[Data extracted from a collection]

● ● ●

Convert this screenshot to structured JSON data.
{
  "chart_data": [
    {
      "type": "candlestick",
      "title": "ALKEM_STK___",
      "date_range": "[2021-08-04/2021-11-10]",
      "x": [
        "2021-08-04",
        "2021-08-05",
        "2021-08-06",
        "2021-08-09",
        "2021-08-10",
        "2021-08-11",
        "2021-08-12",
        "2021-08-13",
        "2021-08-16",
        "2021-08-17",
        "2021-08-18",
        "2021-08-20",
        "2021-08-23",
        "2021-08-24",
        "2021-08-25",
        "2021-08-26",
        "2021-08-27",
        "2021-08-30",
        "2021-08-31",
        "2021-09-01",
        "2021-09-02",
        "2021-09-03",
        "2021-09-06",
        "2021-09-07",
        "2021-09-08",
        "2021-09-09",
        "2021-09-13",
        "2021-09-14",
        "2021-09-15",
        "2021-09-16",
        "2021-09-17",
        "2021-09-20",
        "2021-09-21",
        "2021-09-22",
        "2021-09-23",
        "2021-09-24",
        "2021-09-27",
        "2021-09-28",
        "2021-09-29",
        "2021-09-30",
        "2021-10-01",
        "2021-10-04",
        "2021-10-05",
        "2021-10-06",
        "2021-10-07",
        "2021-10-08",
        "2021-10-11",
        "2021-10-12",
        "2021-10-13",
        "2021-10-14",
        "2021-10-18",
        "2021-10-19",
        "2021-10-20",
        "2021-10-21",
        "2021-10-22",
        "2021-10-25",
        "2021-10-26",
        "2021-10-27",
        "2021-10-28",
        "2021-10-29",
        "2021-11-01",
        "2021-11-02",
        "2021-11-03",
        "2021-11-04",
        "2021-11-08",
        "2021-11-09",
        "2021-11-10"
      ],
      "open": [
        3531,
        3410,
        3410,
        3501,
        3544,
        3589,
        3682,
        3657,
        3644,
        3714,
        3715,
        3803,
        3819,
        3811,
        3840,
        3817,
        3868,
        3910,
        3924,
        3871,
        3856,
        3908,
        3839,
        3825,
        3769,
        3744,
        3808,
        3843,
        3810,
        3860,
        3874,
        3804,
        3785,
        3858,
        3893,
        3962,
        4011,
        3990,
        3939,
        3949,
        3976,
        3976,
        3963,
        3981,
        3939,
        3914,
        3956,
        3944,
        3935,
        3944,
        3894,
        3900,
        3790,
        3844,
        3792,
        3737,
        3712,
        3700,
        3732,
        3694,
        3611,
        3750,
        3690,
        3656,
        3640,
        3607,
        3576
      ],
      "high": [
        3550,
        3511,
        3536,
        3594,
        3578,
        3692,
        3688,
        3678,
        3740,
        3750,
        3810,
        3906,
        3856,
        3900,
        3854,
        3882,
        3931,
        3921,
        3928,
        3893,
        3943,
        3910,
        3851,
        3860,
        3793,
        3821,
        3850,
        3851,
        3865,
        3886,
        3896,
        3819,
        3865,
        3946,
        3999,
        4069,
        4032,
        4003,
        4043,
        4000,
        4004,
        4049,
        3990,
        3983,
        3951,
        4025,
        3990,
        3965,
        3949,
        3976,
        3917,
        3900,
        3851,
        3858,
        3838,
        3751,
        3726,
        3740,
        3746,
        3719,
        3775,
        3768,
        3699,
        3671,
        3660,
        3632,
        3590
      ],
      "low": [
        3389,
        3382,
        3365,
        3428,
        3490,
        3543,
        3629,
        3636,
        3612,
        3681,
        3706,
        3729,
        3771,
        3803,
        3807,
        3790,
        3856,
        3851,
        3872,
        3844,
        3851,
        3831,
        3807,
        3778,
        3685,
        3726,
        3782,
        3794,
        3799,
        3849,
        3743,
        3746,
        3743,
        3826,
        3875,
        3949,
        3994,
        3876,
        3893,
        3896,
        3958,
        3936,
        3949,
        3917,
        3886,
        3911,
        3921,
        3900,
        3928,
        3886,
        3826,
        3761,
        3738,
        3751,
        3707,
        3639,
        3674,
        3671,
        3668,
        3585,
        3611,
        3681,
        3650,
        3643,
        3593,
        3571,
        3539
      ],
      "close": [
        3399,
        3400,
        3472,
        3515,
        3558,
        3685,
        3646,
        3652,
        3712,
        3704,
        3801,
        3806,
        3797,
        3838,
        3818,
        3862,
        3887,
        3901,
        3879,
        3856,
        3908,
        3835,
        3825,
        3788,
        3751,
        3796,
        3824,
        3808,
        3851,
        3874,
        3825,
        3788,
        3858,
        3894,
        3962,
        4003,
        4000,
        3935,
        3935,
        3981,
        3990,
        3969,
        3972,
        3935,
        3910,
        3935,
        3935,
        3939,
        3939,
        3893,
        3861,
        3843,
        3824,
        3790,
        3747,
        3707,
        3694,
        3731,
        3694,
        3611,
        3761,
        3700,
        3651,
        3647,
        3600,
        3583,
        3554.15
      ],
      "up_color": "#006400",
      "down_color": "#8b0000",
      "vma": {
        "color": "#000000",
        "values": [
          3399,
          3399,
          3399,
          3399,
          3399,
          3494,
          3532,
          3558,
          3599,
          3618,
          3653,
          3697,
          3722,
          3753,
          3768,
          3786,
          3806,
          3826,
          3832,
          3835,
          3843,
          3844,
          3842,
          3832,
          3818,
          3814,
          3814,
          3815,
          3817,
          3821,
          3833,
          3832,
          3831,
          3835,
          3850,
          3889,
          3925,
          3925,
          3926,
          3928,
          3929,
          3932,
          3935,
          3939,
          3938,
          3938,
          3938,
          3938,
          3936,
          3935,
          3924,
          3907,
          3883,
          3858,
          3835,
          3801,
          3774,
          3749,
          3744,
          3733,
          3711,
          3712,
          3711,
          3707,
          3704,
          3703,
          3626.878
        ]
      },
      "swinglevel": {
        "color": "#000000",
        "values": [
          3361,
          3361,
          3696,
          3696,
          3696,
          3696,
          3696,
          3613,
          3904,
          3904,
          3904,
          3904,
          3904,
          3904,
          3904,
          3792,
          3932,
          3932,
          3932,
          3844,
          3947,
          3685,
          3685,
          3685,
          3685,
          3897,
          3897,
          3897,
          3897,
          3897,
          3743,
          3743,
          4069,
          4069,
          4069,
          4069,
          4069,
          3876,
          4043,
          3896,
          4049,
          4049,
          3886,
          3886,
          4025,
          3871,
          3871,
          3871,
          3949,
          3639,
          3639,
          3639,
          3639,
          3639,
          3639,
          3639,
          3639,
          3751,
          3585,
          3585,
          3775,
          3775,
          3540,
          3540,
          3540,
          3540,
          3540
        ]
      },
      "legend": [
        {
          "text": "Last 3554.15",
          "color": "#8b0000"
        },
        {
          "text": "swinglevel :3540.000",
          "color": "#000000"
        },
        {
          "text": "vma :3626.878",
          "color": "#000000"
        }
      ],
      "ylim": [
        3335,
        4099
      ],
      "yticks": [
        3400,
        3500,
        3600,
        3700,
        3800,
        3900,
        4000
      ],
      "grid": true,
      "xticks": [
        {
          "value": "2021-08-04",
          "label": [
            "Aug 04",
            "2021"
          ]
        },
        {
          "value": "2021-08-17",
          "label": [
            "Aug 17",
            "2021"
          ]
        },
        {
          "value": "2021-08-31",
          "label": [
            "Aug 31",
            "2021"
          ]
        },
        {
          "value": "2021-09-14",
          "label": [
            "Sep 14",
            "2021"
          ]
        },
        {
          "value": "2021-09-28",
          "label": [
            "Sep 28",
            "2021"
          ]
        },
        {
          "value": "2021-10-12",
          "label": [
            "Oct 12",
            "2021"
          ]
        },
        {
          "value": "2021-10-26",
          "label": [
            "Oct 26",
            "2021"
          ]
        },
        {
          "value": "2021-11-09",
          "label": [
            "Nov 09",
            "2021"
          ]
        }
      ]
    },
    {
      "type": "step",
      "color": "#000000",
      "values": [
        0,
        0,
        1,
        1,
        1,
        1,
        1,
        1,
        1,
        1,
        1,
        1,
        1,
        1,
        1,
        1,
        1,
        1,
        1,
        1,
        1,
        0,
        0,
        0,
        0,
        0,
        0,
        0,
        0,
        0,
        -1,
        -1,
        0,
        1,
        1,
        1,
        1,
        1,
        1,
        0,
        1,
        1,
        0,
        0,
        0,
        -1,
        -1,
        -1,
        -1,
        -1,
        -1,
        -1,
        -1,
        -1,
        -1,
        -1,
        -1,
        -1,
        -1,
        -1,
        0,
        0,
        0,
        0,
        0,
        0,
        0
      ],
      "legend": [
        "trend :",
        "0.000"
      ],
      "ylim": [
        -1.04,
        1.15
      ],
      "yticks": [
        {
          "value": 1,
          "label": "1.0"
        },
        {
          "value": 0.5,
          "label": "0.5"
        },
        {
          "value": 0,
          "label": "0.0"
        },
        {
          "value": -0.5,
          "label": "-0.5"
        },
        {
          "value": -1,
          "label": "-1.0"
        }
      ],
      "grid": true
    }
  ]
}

● ● ●

> **Directive**
Find each line in the records holding the string "swinglevel" and show it.

> **The result**
      "swinglevel": {
          "text": "swinglevel :3540.000",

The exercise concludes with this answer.